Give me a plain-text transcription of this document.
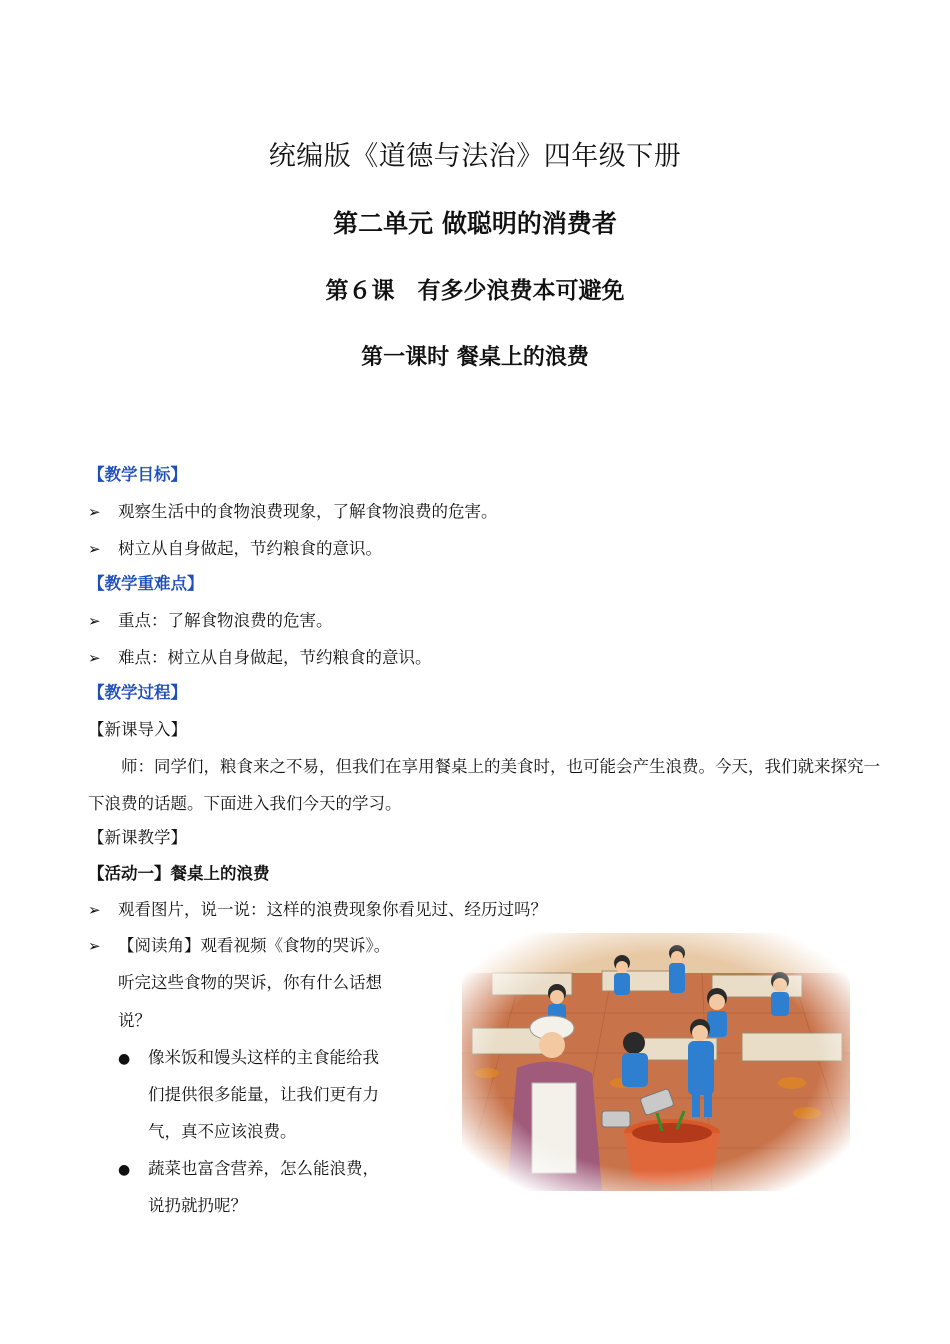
统编版《道德与法治》四年级下册
第二单元 做聪明的消费者
第６课　有多少浪费本可避免
第一课时 餐桌上的浪费
【教学目标】
➢ 观察生活中的食物浪费现象，了解食物浪费的危害。
➢ 树立从自身做起，节约粮食的意识。
【教学重难点】
➢ 重点：了解食物浪费的危害。
➢ 难点：树立从自身做起，节约粮食的意识。
【教学过程】
【新课导入】
师：同学们，粮食来之不易，但我们在享用餐桌上的美食时，也可能会产生浪费。今天，我们就来探究一下浪费的话题。下面进入我们今天的学习。
【新课教学】
【活动一】餐桌上的浪费
➢ 观看图片，说一说：这样的浪费现象你看见过、经历过吗？
➢ 【阅读角】观看视频《食物的哭诉》。
听完这些食物的哭诉，你有什么话想
说？
● 像米饭和馒头这样的主食能给我
们提供很多能量，让我们更有力
气，真不应该浪费。
● 蔬菜也富含营养，怎么能浪费，
说扔就扔呢？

┄┄┄┄┄┄┄┄┄┄┄┄┄┄┄┄┄┄┄┄

Leave the pictures out and output the rest of the listing exactly.

== Answer to this exercise ==
Give me a plain-text transcription of this document.
统编版《道德与法治》四年级下册
第二单元 做聪明的消费者
第６课　有多少浪费本可避免
第一课时 餐桌上的浪费
【教学目标】
➢ 观察生活中的食物浪费现象，了解食物浪费的危害。
➢ 树立从自身做起，节约粮食的意识。
【教学重难点】
➢ 重点：了解食物浪费的危害。
➢ 难点：树立从自身做起，节约粮食的意识。
【教学过程】
【新课导入】
师：同学们，粮食来之不易，但我们在享用餐桌上的美食时，也可能会产生浪费。今天，我们就来探究一下浪费的话题。下面进入我们今天的学习。
【新课教学】
【活动一】餐桌上的浪费
➢ 观看图片，说一说：这样的浪费现象你看见过、经历过吗？
➢ 【阅读角】观看视频《食物的哭诉》。
听完这些食物的哭诉，你有什么话想
说？
● 像米饭和馒头这样的主食能给我
们提供很多能量，让我们更有力
气，真不应该浪费。
● 蔬菜也富含营养，怎么能浪费，
说扔就扔呢？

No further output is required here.